Pictures stay out; everything else in the entries below is to be duplicated exactly.

**** DATA SUPPLIED

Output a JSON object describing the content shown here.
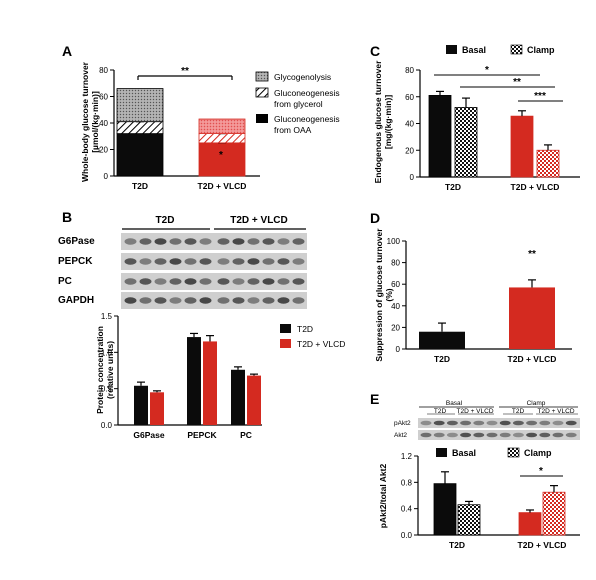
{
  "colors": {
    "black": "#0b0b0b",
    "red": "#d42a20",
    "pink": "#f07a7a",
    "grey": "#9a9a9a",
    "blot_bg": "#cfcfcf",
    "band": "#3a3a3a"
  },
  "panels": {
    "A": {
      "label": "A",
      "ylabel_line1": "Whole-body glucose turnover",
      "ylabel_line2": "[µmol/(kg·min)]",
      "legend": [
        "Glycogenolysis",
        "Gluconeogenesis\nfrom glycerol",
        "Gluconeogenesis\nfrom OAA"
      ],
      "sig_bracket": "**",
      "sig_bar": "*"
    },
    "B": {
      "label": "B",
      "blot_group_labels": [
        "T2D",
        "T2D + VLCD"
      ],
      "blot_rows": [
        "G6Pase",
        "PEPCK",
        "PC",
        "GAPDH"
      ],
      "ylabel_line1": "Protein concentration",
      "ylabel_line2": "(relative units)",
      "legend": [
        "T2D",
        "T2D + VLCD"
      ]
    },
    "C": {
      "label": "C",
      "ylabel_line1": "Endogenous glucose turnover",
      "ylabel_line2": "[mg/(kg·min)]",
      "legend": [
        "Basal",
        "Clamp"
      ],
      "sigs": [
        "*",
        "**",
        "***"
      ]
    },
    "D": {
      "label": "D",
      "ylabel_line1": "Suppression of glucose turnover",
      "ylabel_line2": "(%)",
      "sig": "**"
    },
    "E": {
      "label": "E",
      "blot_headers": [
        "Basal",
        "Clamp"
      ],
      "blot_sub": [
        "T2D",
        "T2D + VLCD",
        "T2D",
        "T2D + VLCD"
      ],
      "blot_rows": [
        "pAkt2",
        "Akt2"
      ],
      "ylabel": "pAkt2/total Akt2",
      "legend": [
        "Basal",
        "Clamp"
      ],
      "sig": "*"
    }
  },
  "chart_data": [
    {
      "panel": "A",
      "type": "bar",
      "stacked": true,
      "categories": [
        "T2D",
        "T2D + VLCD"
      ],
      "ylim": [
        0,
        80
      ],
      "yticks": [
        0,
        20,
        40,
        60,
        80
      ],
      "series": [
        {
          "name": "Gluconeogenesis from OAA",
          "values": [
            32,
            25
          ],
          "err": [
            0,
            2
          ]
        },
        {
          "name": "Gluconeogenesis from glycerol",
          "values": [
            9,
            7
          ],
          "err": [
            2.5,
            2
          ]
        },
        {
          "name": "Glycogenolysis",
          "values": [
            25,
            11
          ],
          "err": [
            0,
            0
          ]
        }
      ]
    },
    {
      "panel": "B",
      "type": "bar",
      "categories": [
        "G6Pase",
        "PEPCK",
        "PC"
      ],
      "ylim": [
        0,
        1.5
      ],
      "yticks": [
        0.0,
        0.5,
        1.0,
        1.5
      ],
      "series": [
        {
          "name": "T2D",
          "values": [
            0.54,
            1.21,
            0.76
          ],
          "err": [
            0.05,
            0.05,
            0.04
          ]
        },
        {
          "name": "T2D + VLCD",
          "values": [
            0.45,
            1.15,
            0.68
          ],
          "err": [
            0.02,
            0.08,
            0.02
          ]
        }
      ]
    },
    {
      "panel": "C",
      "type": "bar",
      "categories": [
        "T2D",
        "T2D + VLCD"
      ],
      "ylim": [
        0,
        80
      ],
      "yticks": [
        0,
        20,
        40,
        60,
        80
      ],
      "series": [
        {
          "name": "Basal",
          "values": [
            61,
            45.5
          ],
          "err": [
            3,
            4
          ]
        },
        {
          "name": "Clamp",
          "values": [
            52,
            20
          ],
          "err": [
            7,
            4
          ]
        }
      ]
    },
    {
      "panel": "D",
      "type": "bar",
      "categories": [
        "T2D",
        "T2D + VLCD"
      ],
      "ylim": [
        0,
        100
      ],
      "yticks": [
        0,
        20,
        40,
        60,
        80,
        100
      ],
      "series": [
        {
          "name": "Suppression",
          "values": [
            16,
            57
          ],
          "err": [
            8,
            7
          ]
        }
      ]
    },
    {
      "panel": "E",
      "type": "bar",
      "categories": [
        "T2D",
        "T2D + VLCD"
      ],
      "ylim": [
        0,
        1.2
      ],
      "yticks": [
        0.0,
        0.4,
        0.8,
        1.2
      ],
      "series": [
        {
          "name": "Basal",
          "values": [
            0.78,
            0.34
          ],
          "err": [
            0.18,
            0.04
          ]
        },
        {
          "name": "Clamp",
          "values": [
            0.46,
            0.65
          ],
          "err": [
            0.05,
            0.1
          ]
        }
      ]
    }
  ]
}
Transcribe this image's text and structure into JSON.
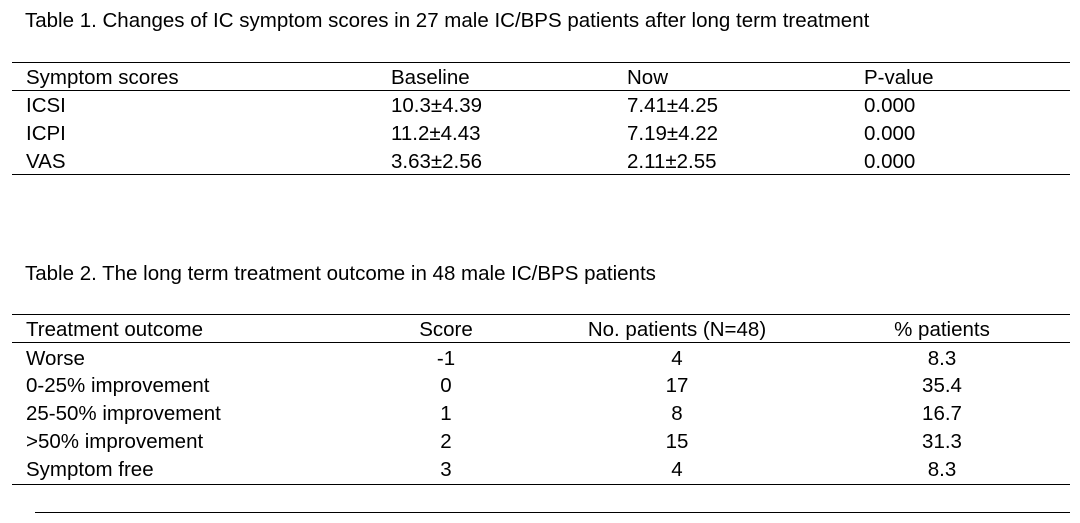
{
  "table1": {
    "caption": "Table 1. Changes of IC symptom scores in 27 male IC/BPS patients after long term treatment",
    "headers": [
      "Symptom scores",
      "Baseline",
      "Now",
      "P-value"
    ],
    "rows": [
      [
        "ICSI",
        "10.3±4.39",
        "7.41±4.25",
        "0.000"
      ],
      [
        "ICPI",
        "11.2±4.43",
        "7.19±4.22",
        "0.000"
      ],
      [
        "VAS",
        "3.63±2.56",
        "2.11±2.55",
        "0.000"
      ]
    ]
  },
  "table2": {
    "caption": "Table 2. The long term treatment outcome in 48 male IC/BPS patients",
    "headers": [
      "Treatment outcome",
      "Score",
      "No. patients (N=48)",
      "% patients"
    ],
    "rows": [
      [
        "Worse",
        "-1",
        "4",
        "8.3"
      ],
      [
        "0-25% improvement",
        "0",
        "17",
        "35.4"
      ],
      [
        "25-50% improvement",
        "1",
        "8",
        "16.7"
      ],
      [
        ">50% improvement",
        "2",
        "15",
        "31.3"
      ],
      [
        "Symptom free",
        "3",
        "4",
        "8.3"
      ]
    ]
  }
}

********

### RESPONSE AREA
Output a JSON object describing the content shown here.
{
  "colors": {
    "black": "#0b0b0b",
    "red": "#d42a20",
    "pink": "#f07a7a",
    "grey": "#9a9a9a",
    "blot_bg": "#cfcfcf",
    "band": "#3a3a3a"
  },
  "panels": {
    "A": {
      "label": "A",
      "ylabel_line1": "Whole-body glucose turnover",
      "ylabel_line2": "[µmol/(kg·min)]",
      "legend": [
        "Glycogenolysis",
        "Gluconeogenesis\nfrom glycerol",
        "Gluconeogenesis\nfrom OAA"
      ],
      "sig_bracket": "**",
      "sig_bar": "*"
    },
    "B": {
      "label": "B",
      "blot_group_labels": [
        "T2D",
        "T2D + VLCD"
      ],
      "blot_rows": [
        "G6Pase",
        "PEPCK",
        "PC",
        "GAPDH"
      ],
      "ylabel_line1": "Protein concentration",
      "ylabel_line2": "(relative units)",
      "legend": [
        "T2D",
        "T2D + VLCD"
      ]
    },
    "C": {
      "label": "C",
      "ylabel_line1": "Endogenous glucose turnover",
      "ylabel_line2": "[mg/(kg·min)]",
      "legend": [
        "Basal",
        "Clamp"
      ],
      "sigs": [
        "*",
        "**",
        "***"
      ]
    },
    "D": {
      "label": "D",
      "ylabel_line1": "Suppression of glucose turnover",
      "ylabel_line2": "(%)",
      "sig": "**"
    },
    "E": {
      "label": "E",
      "blot_headers": [
        "Basal",
        "Clamp"
      ],
      "blot_sub": [
        "T2D",
        "T2D + VLCD",
        "T2D",
        "T2D + VLCD"
      ],
      "blot_rows": [
        "pAkt2",
        "Akt2"
      ],
      "ylabel": "pAkt2/total Akt2",
      "legend": [
        "Basal",
        "Clamp"
      ],
      "sig": "*"
    }
  },
  "chart_data": [
    {
      "panel": "A",
      "type": "bar",
      "stacked": true,
      "categories": [
        "T2D",
        "T2D + VLCD"
      ],
      "ylim": [
        0,
        80
      ],
      "yticks": [
        0,
        20,
        40,
        60,
        80
      ],
      "series": [
        {
          "name": "Gluconeogenesis from OAA",
          "values": [
            32,
            25
          ],
          "err": [
            0,
            2
          ]
        },
        {
          "name": "Gluconeogenesis from glycerol",
          "values": [
            9,
            7
          ],
          "err": [
            2.5,
            2
          ]
        },
        {
          "name": "Glycogenolysis",
          "values": [
            25,
            11
          ],
          "err": [
            0,
            0
          ]
        }
      ]
    },
    {
      "panel": "B",
      "type": "bar",
      "categories": [
        "G6Pase",
        "PEPCK",
        "PC"
      ],
      "ylim": [
        0,
        1.5
      ],
      "yticks": [
        0.0,
        0.5,
        1.0,
        1.5
      ],
      "series": [
        {
          "name": "T2D",
          "values": [
            0.54,
            1.21,
            0.76
          ],
          "err": [
            0.05,
            0.05,
            0.04
          ]
        },
        {
          "name": "T2D + VLCD",
          "values": [
            0.45,
            1.15,
            0.68
          ],
          "err": [
            0.02,
            0.08,
            0.02
          ]
        }
      ]
    },
    {
      "panel": "C",
      "type": "bar",
      "categories": [
        "T2D",
        "T2D + VLCD"
      ],
      "ylim": [
        0,
        80
      ],
      "yticks": [
        0,
        20,
        40,
        60,
        80
      ],
      "series": [
        {
          "name": "Basal",
          "values": [
            61,
            45.5
          ],
          "err": [
            3,
            4
          ]
        },
        {
          "name": "Clamp",
          "values": [
            52,
            20
          ],
          "err": [
            7,
            4
          ]
        }
      ]
    },
    {
      "panel": "D",
      "type": "bar",
      "categories": [
        "T2D",
        "T2D + VLCD"
      ],
      "ylim": [
        0,
        100
      ],
      "yticks": [
        0,
        20,
        40,
        60,
        80,
        100
      ],
      "series": [
        {
          "name": "Suppression",
          "values": [
            16,
            57
          ],
          "err": [
            8,
            7
          ]
        }
      ]
    },
    {
      "panel": "E",
      "type": "bar",
      "categories": [
        "T2D",
        "T2D + VLCD"
      ],
      "ylim": [
        0,
        1.2
      ],
      "yticks": [
        0.0,
        0.4,
        0.8,
        1.2
      ],
      "series": [
        {
          "name": "Basal",
          "values": [
            0.78,
            0.34
          ],
          "err": [
            0.18,
            0.04
          ]
        },
        {
          "name": "Clamp",
          "values": [
            0.46,
            0.65
          ],
          "err": [
            0.05,
            0.1
          ]
        }
      ]
    }
  ]
}
Transcribe this image's text and structure into JSON.
{
  "table1": {
    "caption": "Table 1. Changes of IC symptom scores in 27 male IC/BPS patients after long term treatment",
    "headers": [
      "Symptom scores",
      "Baseline",
      "Now",
      "P-value"
    ],
    "rows": [
      [
        "ICSI",
        "10.3±4.39",
        "7.41±4.25",
        "0.000"
      ],
      [
        "ICPI",
        "11.2±4.43",
        "7.19±4.22",
        "0.000"
      ],
      [
        "VAS",
        "3.63±2.56",
        "2.11±2.55",
        "0.000"
      ]
    ]
  },
  "table2": {
    "caption": "Table 2. The long term treatment outcome in 48 male IC/BPS patients",
    "headers": [
      "Treatment outcome",
      "Score",
      "No. patients (N=48)",
      "% patients"
    ],
    "rows": [
      [
        "Worse",
        "-1",
        "4",
        "8.3"
      ],
      [
        "0-25% improvement",
        "0",
        "17",
        "35.4"
      ],
      [
        "25-50% improvement",
        "1",
        "8",
        "16.7"
      ],
      [
        ">50% improvement",
        "2",
        "15",
        "31.3"
      ],
      [
        "Symptom free",
        "3",
        "4",
        "8.3"
      ]
    ]
  }
}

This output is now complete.